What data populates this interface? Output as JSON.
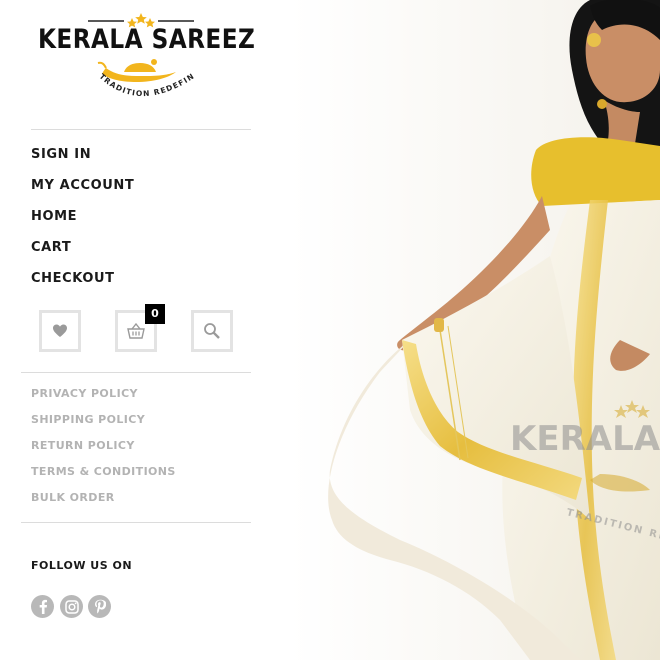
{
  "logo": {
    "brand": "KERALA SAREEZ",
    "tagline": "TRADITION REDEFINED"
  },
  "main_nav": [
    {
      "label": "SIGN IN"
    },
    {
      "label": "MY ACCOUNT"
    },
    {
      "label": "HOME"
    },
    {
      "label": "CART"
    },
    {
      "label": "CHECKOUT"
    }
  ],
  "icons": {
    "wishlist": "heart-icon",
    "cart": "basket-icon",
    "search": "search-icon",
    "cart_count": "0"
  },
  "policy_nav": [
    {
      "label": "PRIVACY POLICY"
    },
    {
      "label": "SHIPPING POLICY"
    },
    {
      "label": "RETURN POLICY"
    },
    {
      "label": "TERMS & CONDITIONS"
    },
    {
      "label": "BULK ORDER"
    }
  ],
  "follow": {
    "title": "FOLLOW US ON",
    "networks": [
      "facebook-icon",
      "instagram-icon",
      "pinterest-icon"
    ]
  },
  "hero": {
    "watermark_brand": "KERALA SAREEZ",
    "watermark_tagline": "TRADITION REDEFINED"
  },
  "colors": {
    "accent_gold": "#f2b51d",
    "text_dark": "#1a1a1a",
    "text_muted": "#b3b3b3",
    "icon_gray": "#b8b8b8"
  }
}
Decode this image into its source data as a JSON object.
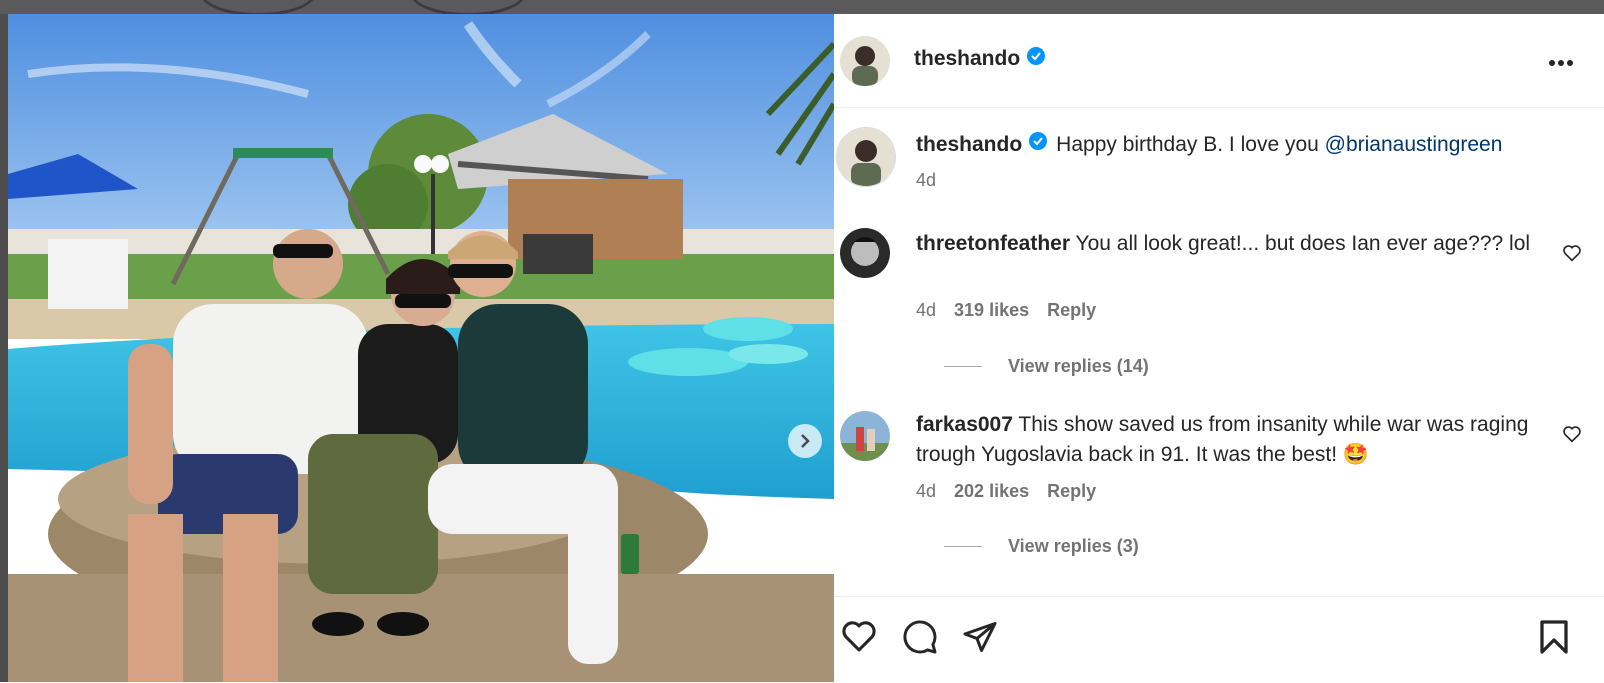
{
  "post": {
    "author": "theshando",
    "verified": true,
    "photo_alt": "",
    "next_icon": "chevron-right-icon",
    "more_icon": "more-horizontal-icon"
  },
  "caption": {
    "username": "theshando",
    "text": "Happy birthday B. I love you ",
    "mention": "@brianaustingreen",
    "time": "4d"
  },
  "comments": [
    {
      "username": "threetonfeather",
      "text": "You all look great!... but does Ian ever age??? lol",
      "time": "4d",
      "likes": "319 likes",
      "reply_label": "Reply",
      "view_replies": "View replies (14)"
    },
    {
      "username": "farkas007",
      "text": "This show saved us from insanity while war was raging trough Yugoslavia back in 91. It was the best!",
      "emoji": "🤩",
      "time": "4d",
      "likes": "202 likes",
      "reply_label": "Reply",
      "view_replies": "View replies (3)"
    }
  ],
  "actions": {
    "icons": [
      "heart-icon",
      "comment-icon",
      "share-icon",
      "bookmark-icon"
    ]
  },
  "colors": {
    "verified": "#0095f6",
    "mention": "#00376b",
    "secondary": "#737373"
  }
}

────

**What is needed**
Identify each line containing the string "JSON" and copy it out.

**Solution for this task**
What data populates this interface? Output as JSON.
Decode this image into its source data as a JSON object.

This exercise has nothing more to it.